_Apply what you read:_
1. In the setup and memory-reset notes, why is TOOL_REGISTRY cleared with DELETE instead of TRUNCATE?
2. Rewrite the paragraph of the setup and memory-reset notes that begins "python verify.py." as a short bulleted list that keeps its main facts.
3. Write what comes next in the setup and memory-reset notes, picking up after their final line.

_Extracted text:_
=== Section Start ===

DB up (skill 1 ensured).
ONNX registered (step 3a-4).
python -m pip install -e .
python verify.py. Expect verify: OK (db, vector, inference, mcp, memory, oamp, no_forbidden_imports) (idea 3 reports oamp: skipped — DDL-audit shape, not retrieved memory).
Run the notebook clean.
Boot adapter, hit /v1/models, kill it.
On any failure, follow shared/verify.md recovery loop, max 3 retries.

Resetting memory between dev runs (idea 2 specifically)

Running the agent twice in dev pollutes memory tables — by design. To reset between iterations:

TRUNCATE TABLE TOOL_RUNS;
TRUNCATE TABLE FINDINGS;
DELETE FROM TOOL_REGISTRY;  -- not TRUNCATE — IDENTITY column counter resets weird
COMMIT;

Plus reset OAMP-managed state (the OAMP client owns its own tables):

# scripts/reset_oamp.py
from <package_slug>.oamp_helpers import make_oamp_client
from <package_slug>.store import get_connection
client = make_oamp_client(get_connection())
# Delete every thread + memory for the dev user/agent pair:
for t in client.list_threads(user_id="dev", agent_id="dev-bot"):
    client.delete_thread(t.thread_id)

=== Section End ===

_Dataset excerpts:_
=== Section Start ===

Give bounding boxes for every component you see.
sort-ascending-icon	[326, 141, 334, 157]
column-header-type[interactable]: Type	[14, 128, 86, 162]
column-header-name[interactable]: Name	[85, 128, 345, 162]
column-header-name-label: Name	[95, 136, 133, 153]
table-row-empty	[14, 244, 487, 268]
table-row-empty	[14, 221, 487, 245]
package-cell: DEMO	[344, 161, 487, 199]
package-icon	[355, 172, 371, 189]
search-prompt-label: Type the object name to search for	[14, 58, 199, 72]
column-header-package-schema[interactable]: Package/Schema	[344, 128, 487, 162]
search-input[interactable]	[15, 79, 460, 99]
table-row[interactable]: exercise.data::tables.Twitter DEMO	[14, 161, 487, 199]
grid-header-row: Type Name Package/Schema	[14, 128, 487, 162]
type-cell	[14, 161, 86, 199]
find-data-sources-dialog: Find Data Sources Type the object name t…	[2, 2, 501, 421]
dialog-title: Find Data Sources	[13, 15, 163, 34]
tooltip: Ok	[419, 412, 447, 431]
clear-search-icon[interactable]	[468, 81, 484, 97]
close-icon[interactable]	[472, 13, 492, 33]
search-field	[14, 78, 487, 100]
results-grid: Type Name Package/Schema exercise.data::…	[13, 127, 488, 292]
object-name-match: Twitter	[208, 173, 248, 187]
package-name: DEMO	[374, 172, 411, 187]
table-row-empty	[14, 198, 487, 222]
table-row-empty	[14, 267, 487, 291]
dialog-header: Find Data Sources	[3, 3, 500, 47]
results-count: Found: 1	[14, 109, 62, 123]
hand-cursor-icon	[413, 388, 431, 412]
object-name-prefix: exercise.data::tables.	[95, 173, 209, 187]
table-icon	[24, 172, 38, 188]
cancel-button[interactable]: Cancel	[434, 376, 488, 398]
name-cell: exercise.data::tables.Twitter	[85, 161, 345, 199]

=== Section End ===

_Written answers:_
1. With TRUNCATE, the IDENTITY column counter resets weirdly.

2.
- Run python verify.py.
- The expected result is verify: OK for db, vector, inference, mcp, memory, oamp and no_forbidden_imports.
- Idea 3 reports oamp as skipped, because it uses a DDL-audit shape rather than retrieved memory.

3.
# `recreate` schema_policy on construction is an alternative — drops and
# rebuilds OAMP tables. Faster than per-row delete; nukes everything.

Add a scripts/reset_memory.py that runs the SQL block + the OAMP block. The notebook's last cell can call it for a clean re-run.

Step 5 — Polish for sharing

README placeholders filled.
docs/ — placeholders for: demo GIF, screenshot of Open WebUI, mermaid skills-composition diagram.

Final report:

Done.
  project at:    <target_dir>
  features used: in-DB ONNX, OracleVS multi-collection, OAMP (ideas 1+2) | OracleChatHistory (idea 3), oracle-database-mcp-server, <idea-specific>
  skills used:   oracle-aidb-docker-setup, langchain-oracledb-helper, oracle-mcp-server-helper
  run with:      cd <target_dir>
                 docker compose up -d
                 python -m <pkg>.adapter   # blocks; Open WebUI on :3000
  verify:        OK (no forbidden imports)
  notebook:      <target_dir>/notebook.ipynb (executed clean)
  proof:         no Redis/Postgres/SQLite/Chroma/etc — verified by grep.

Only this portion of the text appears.